LISTED ENTRIES>
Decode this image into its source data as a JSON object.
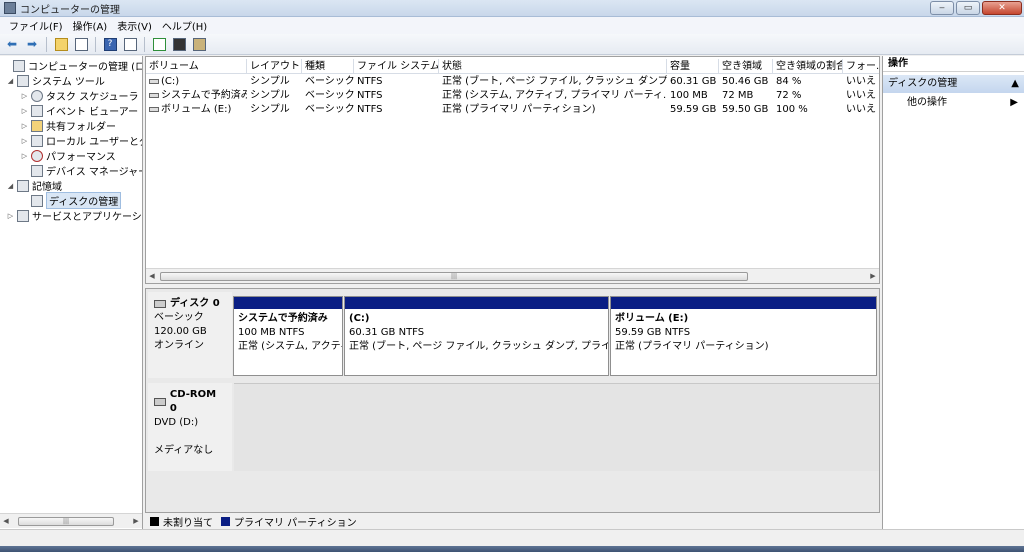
{
  "window": {
    "title": "コンピューターの管理"
  },
  "window_buttons": {
    "minimize": "‒",
    "maximize": "▭",
    "close": "✕"
  },
  "menu": [
    "ファイル(F)",
    "操作(A)",
    "表示(V)",
    "ヘルプ(H)"
  ],
  "tree": {
    "items": [
      {
        "label": "コンピューターの管理 (ローカ",
        "toggle": "",
        "icon": "computer-mgmt-icon"
      },
      {
        "label": "システム ツール",
        "toggle": "◢",
        "icon": "tools-icon"
      },
      {
        "label": "タスク スケジューラ",
        "toggle": "▷",
        "icon": "clock-icon"
      },
      {
        "label": "イベント ビューアー",
        "toggle": "▷",
        "icon": "event-viewer-icon"
      },
      {
        "label": "共有フォルダー",
        "toggle": "▷",
        "icon": "shared-folder-icon"
      },
      {
        "label": "ローカル ユーザーとグ",
        "toggle": "▷",
        "icon": "users-icon"
      },
      {
        "label": "パフォーマンス",
        "toggle": "▷",
        "icon": "performance-icon"
      },
      {
        "label": "デバイス マネージャー",
        "toggle": "",
        "icon": "device-manager-icon"
      },
      {
        "label": "記憶域",
        "toggle": "◢",
        "icon": "storage-icon"
      },
      {
        "label": "ディスクの管理",
        "toggle": "",
        "icon": "disk-management-icon"
      },
      {
        "label": "サービスとアプリケーショ",
        "toggle": "▷",
        "icon": "services-icon"
      }
    ]
  },
  "volumes": {
    "columns": [
      "ボリューム",
      "レイアウト",
      "種類",
      "ファイル システム",
      "状態",
      "容量",
      "空き領域",
      "空き領域の割合",
      "フォー..."
    ],
    "rows": [
      [
        "(C:)",
        "シンプル",
        "ベーシック",
        "NTFS",
        "正常 (ブート, ページ ファイル, クラッシュ ダンプ,...",
        "60.31 GB",
        "50.46 GB",
        "84 %",
        "いいえ"
      ],
      [
        "システムで予約済み",
        "シンプル",
        "ベーシック",
        "NTFS",
        "正常 (システム, アクティブ, プライマリ パーティ...",
        "100 MB",
        "72 MB",
        "72 %",
        "いいえ"
      ],
      [
        "ボリューム (E:)",
        "シンプル",
        "ベーシック",
        "NTFS",
        "正常 (プライマリ パーティション)",
        "59.59 GB",
        "59.50 GB",
        "100 %",
        "いいえ"
      ]
    ]
  },
  "disks": [
    {
      "title": "ディスク 0",
      "type": "ベーシック",
      "size": "120.00 GB",
      "state": "オンライン",
      "partitions": [
        {
          "name": "システムで予約済み",
          "size": "100 MB NTFS",
          "status": "正常 (システム, アクティ"
        },
        {
          "name": "(C:)",
          "size": "60.31 GB NTFS",
          "status": "正常 (ブート, ページ ファイル, クラッシュ ダンプ, プライマリ"
        },
        {
          "name": "ボリューム (E:)",
          "size": "59.59 GB NTFS",
          "status": "正常 (プライマリ パーティション)"
        }
      ]
    },
    {
      "title": "CD-ROM 0",
      "type": "DVD (D:)",
      "state": "メディアなし"
    }
  ],
  "legend": {
    "unallocated": {
      "label": "未割り当て",
      "color": "#000000"
    },
    "primary": {
      "label": "プライマリ パーティション",
      "color": "#0a1e84"
    }
  },
  "actions": {
    "header": "操作",
    "section": "ディスクの管理",
    "item": "他の操作"
  }
}
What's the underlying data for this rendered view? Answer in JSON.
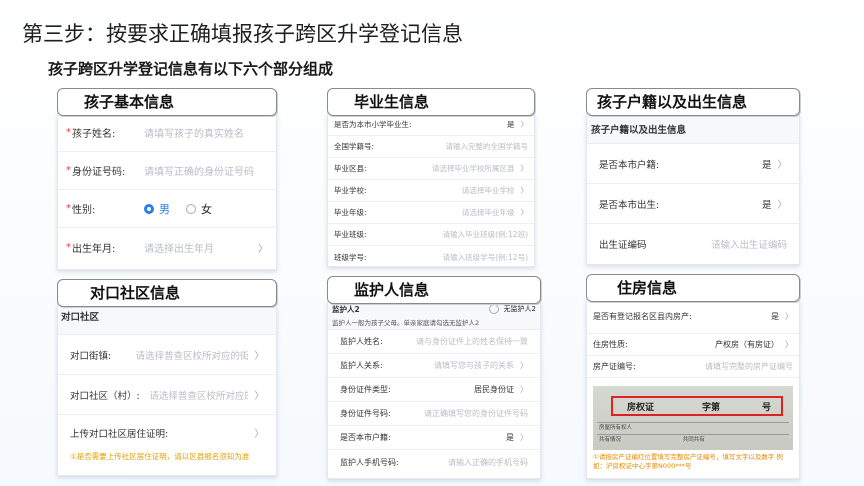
{
  "title": "第三步：按要求正确填报孩子跨区升学登记信息",
  "subtitle": "孩子跨区升学登记信息有以下六个部分组成",
  "sections": {
    "basic": {
      "header": "孩子基本信息",
      "rows": [
        {
          "label": "孩子姓名:",
          "placeholder": "请填写孩子的真实姓名"
        },
        {
          "label": "身份证号码:",
          "placeholder": "请填写正确的身份证号码"
        },
        {
          "label": "性别:",
          "male": "男",
          "female": "女"
        },
        {
          "label": "出生年月:",
          "placeholder": "请选择出生年月",
          "chev": "〉"
        }
      ]
    },
    "grad": {
      "header": "毕业生信息",
      "rows": [
        {
          "label": "是否为本市小学毕业生:",
          "value": "是",
          "chev": "〉"
        },
        {
          "label": "全国学籍号:",
          "placeholder": "请输入完整的全国学籍号"
        },
        {
          "label": "毕业区县:",
          "placeholder": "请选择毕业学校所属区县",
          "chev": "〉"
        },
        {
          "label": "毕业学校:",
          "placeholder": "请选择毕业学校",
          "chev": "〉"
        },
        {
          "label": "毕业年级:",
          "placeholder": "请选择毕业年级",
          "chev": "〉"
        },
        {
          "label": "毕业班级:",
          "placeholder": "请输入毕业班级(例:12班)"
        },
        {
          "label": "班级学号:",
          "placeholder": "请输入班级学号(例:12号)"
        }
      ]
    },
    "hukou": {
      "header": "孩子户籍以及出生信息",
      "section_title": "孩子户籍以及出生信息",
      "rows": [
        {
          "label": "是否本市户籍:",
          "value": "是",
          "chev": "〉"
        },
        {
          "label": "是否本市出生:",
          "value": "是",
          "chev": "〉"
        },
        {
          "label": "出生证编码",
          "placeholder": "请输入出生证编码"
        }
      ]
    },
    "community": {
      "header": "对口社区信息",
      "section_title": "对口社区",
      "rows": [
        {
          "label": "对口街镇:",
          "placeholder": "请选择普查区校所对应的街镇",
          "chev": "〉"
        },
        {
          "label": "对口社区（村）:",
          "placeholder": "请选择普查区校所对应的社",
          "chev": "〉"
        },
        {
          "label": "上传对口社区居住证明:",
          "chev": "〉"
        }
      ],
      "note": "①是否需要上传社区居住证明，请以区县报名须知为准"
    },
    "guardian": {
      "header": "监护人信息",
      "section_title": "监护人2",
      "no_guardian": "无监护人2",
      "hint": "监护人一般为孩子父母。单亲家庭请勾选无监护人2",
      "rows": [
        {
          "label": "监护人姓名:",
          "placeholder": "请与身份证件上的姓名保持一致"
        },
        {
          "label": "监护人关系:",
          "placeholder": "请填写您与孩子的关系",
          "chev": "〉"
        },
        {
          "label": "身份证件类型:",
          "value": "居民身份证",
          "chev": "〉"
        },
        {
          "label": "身份证件号码:",
          "placeholder": "请正确填写您的身份证件号码"
        },
        {
          "label": "是否本市户籍:",
          "value": "是",
          "chev": "〉"
        },
        {
          "label": "监护人手机号码:",
          "placeholder": "请输入正确的手机号码"
        }
      ]
    },
    "housing": {
      "header": "住房信息",
      "rows": [
        {
          "label": "是否有登记报名区县内房产:",
          "value": "是",
          "chev": "〉"
        },
        {
          "label": "住房性质:",
          "value": "产权房（有房证）",
          "chev": "〉"
        },
        {
          "label": "房产证编号:",
          "placeholder": "请填写完整的房产证编号"
        }
      ],
      "cert_title": "房权证",
      "cert_word": "字第",
      "cert_num": "号",
      "cert_row1": "房屋所有权人",
      "cert_row2": "共有情况",
      "cert_row2_val": "共同共有",
      "note": "①请按房产证编红位置填写完整房产证编号，填写文字以及数字 例如：沪房权证中心字第N000***号"
    }
  }
}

DIRECTIVE>
Print all of the entries word for word. Omit the pictures they contain.

WRITTEN SOLUTION>
Decode this image into its source data as a JSON object.
{
  "window": {
    "title": "コンピューターの管理"
  },
  "window_buttons": {
    "minimize": "‒",
    "maximize": "▭",
    "close": "✕"
  },
  "menu": [
    "ファイル(F)",
    "操作(A)",
    "表示(V)",
    "ヘルプ(H)"
  ],
  "tree": {
    "items": [
      {
        "label": "コンピューターの管理 (ローカ",
        "toggle": "",
        "icon": "computer-mgmt-icon"
      },
      {
        "label": "システム ツール",
        "toggle": "◢",
        "icon": "tools-icon"
      },
      {
        "label": "タスク スケジューラ",
        "toggle": "▷",
        "icon": "clock-icon"
      },
      {
        "label": "イベント ビューアー",
        "toggle": "▷",
        "icon": "event-viewer-icon"
      },
      {
        "label": "共有フォルダー",
        "toggle": "▷",
        "icon": "shared-folder-icon"
      },
      {
        "label": "ローカル ユーザーとグ",
        "toggle": "▷",
        "icon": "users-icon"
      },
      {
        "label": "パフォーマンス",
        "toggle": "▷",
        "icon": "performance-icon"
      },
      {
        "label": "デバイス マネージャー",
        "toggle": "",
        "icon": "device-manager-icon"
      },
      {
        "label": "記憶域",
        "toggle": "◢",
        "icon": "storage-icon"
      },
      {
        "label": "ディスクの管理",
        "toggle": "",
        "icon": "disk-management-icon"
      },
      {
        "label": "サービスとアプリケーショ",
        "toggle": "▷",
        "icon": "services-icon"
      }
    ]
  },
  "volumes": {
    "columns": [
      "ボリューム",
      "レイアウト",
      "種類",
      "ファイル システム",
      "状態",
      "容量",
      "空き領域",
      "空き領域の割合",
      "フォー..."
    ],
    "rows": [
      [
        "(C:)",
        "シンプル",
        "ベーシック",
        "NTFS",
        "正常 (ブート, ページ ファイル, クラッシュ ダンプ,...",
        "60.31 GB",
        "50.46 GB",
        "84 %",
        "いいえ"
      ],
      [
        "システムで予約済み",
        "シンプル",
        "ベーシック",
        "NTFS",
        "正常 (システム, アクティブ, プライマリ パーティ...",
        "100 MB",
        "72 MB",
        "72 %",
        "いいえ"
      ],
      [
        "ボリューム (E:)",
        "シンプル",
        "ベーシック",
        "NTFS",
        "正常 (プライマリ パーティション)",
        "59.59 GB",
        "59.50 GB",
        "100 %",
        "いいえ"
      ]
    ]
  },
  "disks": [
    {
      "title": "ディスク 0",
      "type": "ベーシック",
      "size": "120.00 GB",
      "state": "オンライン",
      "partitions": [
        {
          "name": "システムで予約済み",
          "size": "100 MB NTFS",
          "status": "正常 (システム, アクティ"
        },
        {
          "name": "(C:)",
          "size": "60.31 GB NTFS",
          "status": "正常 (ブート, ページ ファイル, クラッシュ ダンプ, プライマリ"
        },
        {
          "name": "ボリューム (E:)",
          "size": "59.59 GB NTFS",
          "status": "正常 (プライマリ パーティション)"
        }
      ]
    },
    {
      "title": "CD-ROM 0",
      "type": "DVD (D:)",
      "state": "メディアなし"
    }
  ],
  "legend": {
    "unallocated": {
      "label": "未割り当て",
      "color": "#000000"
    },
    "primary": {
      "label": "プライマリ パーティション",
      "color": "#0a1e84"
    }
  },
  "actions": {
    "header": "操作",
    "section": "ディスクの管理",
    "item": "他の操作"
  }
}
What's the underlying data for this rendered view? Answer in JSON.
{
  "title": "第三步：按要求正确填报孩子跨区升学登记信息",
  "subtitle": "孩子跨区升学登记信息有以下六个部分组成",
  "sections": {
    "basic": {
      "header": "孩子基本信息",
      "rows": [
        {
          "label": "孩子姓名:",
          "placeholder": "请填写孩子的真实姓名"
        },
        {
          "label": "身份证号码:",
          "placeholder": "请填写正确的身份证号码"
        },
        {
          "label": "性别:",
          "male": "男",
          "female": "女"
        },
        {
          "label": "出生年月:",
          "placeholder": "请选择出生年月",
          "chev": "〉"
        }
      ]
    },
    "grad": {
      "header": "毕业生信息",
      "rows": [
        {
          "label": "是否为本市小学毕业生:",
          "value": "是",
          "chev": "〉"
        },
        {
          "label": "全国学籍号:",
          "placeholder": "请输入完整的全国学籍号"
        },
        {
          "label": "毕业区县:",
          "placeholder": "请选择毕业学校所属区县",
          "chev": "〉"
        },
        {
          "label": "毕业学校:",
          "placeholder": "请选择毕业学校",
          "chev": "〉"
        },
        {
          "label": "毕业年级:",
          "placeholder": "请选择毕业年级",
          "chev": "〉"
        },
        {
          "label": "毕业班级:",
          "placeholder": "请输入毕业班级(例:12班)"
        },
        {
          "label": "班级学号:",
          "placeholder": "请输入班级学号(例:12号)"
        }
      ]
    },
    "hukou": {
      "header": "孩子户籍以及出生信息",
      "section_title": "孩子户籍以及出生信息",
      "rows": [
        {
          "label": "是否本市户籍:",
          "value": "是",
          "chev": "〉"
        },
        {
          "label": "是否本市出生:",
          "value": "是",
          "chev": "〉"
        },
        {
          "label": "出生证编码",
          "placeholder": "请输入出生证编码"
        }
      ]
    },
    "community": {
      "header": "对口社区信息",
      "section_title": "对口社区",
      "rows": [
        {
          "label": "对口街镇:",
          "placeholder": "请选择普查区校所对应的街镇",
          "chev": "〉"
        },
        {
          "label": "对口社区（村）:",
          "placeholder": "请选择普查区校所对应的社",
          "chev": "〉"
        },
        {
          "label": "上传对口社区居住证明:",
          "chev": "〉"
        }
      ],
      "note": "①是否需要上传社区居住证明，请以区县报名须知为准"
    },
    "guardian": {
      "header": "监护人信息",
      "section_title": "监护人2",
      "no_guardian": "无监护人2",
      "hint": "监护人一般为孩子父母。单亲家庭请勾选无监护人2",
      "rows": [
        {
          "label": "监护人姓名:",
          "placeholder": "请与身份证件上的姓名保持一致"
        },
        {
          "label": "监护人关系:",
          "placeholder": "请填写您与孩子的关系",
          "chev": "〉"
        },
        {
          "label": "身份证件类型:",
          "value": "居民身份证",
          "chev": "〉"
        },
        {
          "label": "身份证件号码:",
          "placeholder": "请正确填写您的身份证件号码"
        },
        {
          "label": "是否本市户籍:",
          "value": "是",
          "chev": "〉"
        },
        {
          "label": "监护人手机号码:",
          "placeholder": "请输入正确的手机号码"
        }
      ]
    },
    "housing": {
      "header": "住房信息",
      "rows": [
        {
          "label": "是否有登记报名区县内房产:",
          "value": "是",
          "chev": "〉"
        },
        {
          "label": "住房性质:",
          "value": "产权房（有房证）",
          "chev": "〉"
        },
        {
          "label": "房产证编号:",
          "placeholder": "请填写完整的房产证编号"
        }
      ],
      "cert_title": "房权证",
      "cert_word": "字第",
      "cert_num": "号",
      "cert_row1": "房屋所有权人",
      "cert_row2": "共有情况",
      "cert_row2_val": "共同共有",
      "note": "①请按房产证编红位置填写完整房产证编号，填写文字以及数字 例如：沪房权证中心字第N000***号"
    }
  }
}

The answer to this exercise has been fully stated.